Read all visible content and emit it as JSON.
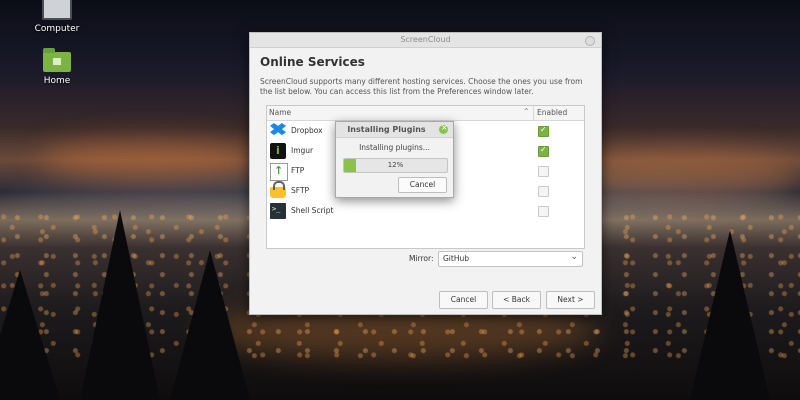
{
  "desktop": {
    "icons": [
      {
        "label": "Computer"
      },
      {
        "label": "Home"
      }
    ]
  },
  "window": {
    "title": "ScreenCloud",
    "heading": "Online Services",
    "description": "ScreenCloud supports many different hosting services. Choose the ones you use from the list below. You can access this list from the Preferences window later.",
    "columns": {
      "name": "Name",
      "enabled": "Enabled"
    },
    "services": [
      {
        "name": "Dropbox",
        "icon": "dropbox-icon",
        "enabled": true
      },
      {
        "name": "Imgur",
        "icon": "imgur-icon",
        "enabled": true
      },
      {
        "name": "FTP",
        "icon": "ftp-icon",
        "enabled": false
      },
      {
        "name": "SFTP",
        "icon": "sftp-icon",
        "enabled": false
      },
      {
        "name": "Shell Script",
        "icon": "shell-script-icon",
        "enabled": false
      }
    ],
    "mirror_label": "Mirror:",
    "mirror_value": "GitHub",
    "buttons": {
      "cancel": "Cancel",
      "back": "< Back",
      "next": "Next >"
    }
  },
  "dialog": {
    "title": "Installing Plugins",
    "message": "Installing plugins...",
    "progress": 12,
    "progress_text": "12%",
    "cancel": "Cancel"
  },
  "colors": {
    "accent": "#8bc34a",
    "checkbox_on": "#7cb342"
  }
}
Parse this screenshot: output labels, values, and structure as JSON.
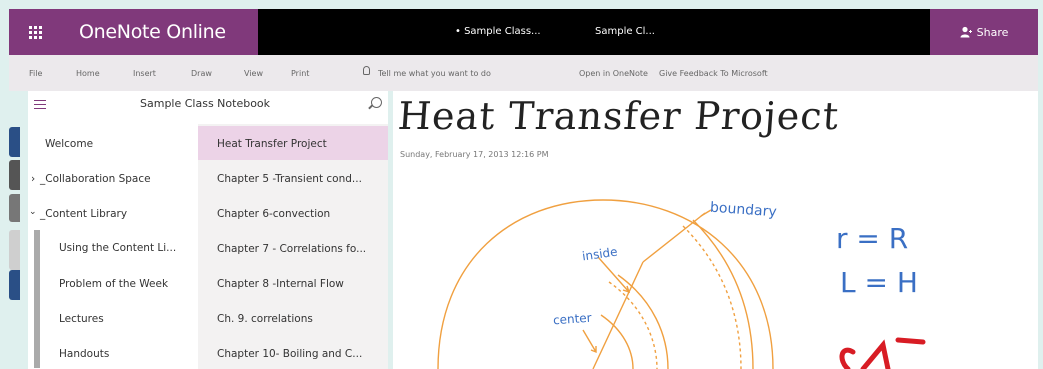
{
  "titlebar": {
    "app_name": "OneNote Online",
    "breadcrumb_1": "• Sample Class...",
    "breadcrumb_2": "Sample Cl...",
    "share_label": "Share"
  },
  "ribbon": {
    "items": [
      "File",
      "Home",
      "Insert",
      "Draw",
      "View",
      "Print"
    ],
    "tell_me": "Tell me what you want to do",
    "open_in_onenote": "Open in OneNote",
    "give_feedback": "Give Feedback To Microsoft"
  },
  "notebook": {
    "title": "Sample Class Notebook",
    "sections": [
      {
        "label": "Welcome"
      },
      {
        "label": "_Collaboration Space"
      },
      {
        "label": "_Content Library"
      },
      {
        "label": "Using the Content Li..."
      },
      {
        "label": "Problem of the Week"
      },
      {
        "label": "Lectures"
      },
      {
        "label": "Handouts"
      }
    ],
    "pages": [
      {
        "label": "Heat Transfer Project"
      },
      {
        "label": "Chapter 5 -Transient cond..."
      },
      {
        "label": "Chapter 6-convection"
      },
      {
        "label": "Chapter 7 - Correlations fo..."
      },
      {
        "label": "Chapter 8 -Internal Flow"
      },
      {
        "label": "Ch. 9. correlations"
      },
      {
        "label": "Chapter 10- Boiling and C..."
      }
    ]
  },
  "page": {
    "title": "Heat Transfer Project",
    "date": "Sunday, February 17, 2013    12:16 PM",
    "ink": {
      "boundary": "boundary",
      "inside": "inside",
      "center": "center",
      "eq1": "r = R",
      "eq2": "L = H"
    }
  },
  "colors": {
    "brand": "#80397b",
    "selected_page": "#ecd3e7",
    "ink_orange": "#f0a040",
    "ink_blue": "#3a6fc4",
    "ink_red": "#d81c24"
  }
}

#####

**Task requirements:** Show every line above in which the word "Chapter" occurs.

**Correct answer:**
        "label": "Chapter 5 -Transient cond..."
        "label": "Chapter 6-convection"
        "label": "Chapter 7 - Correlations fo..."
        "label": "Chapter 8 -Internal Flow"
        "label": "Chapter 10- Boiling and C..."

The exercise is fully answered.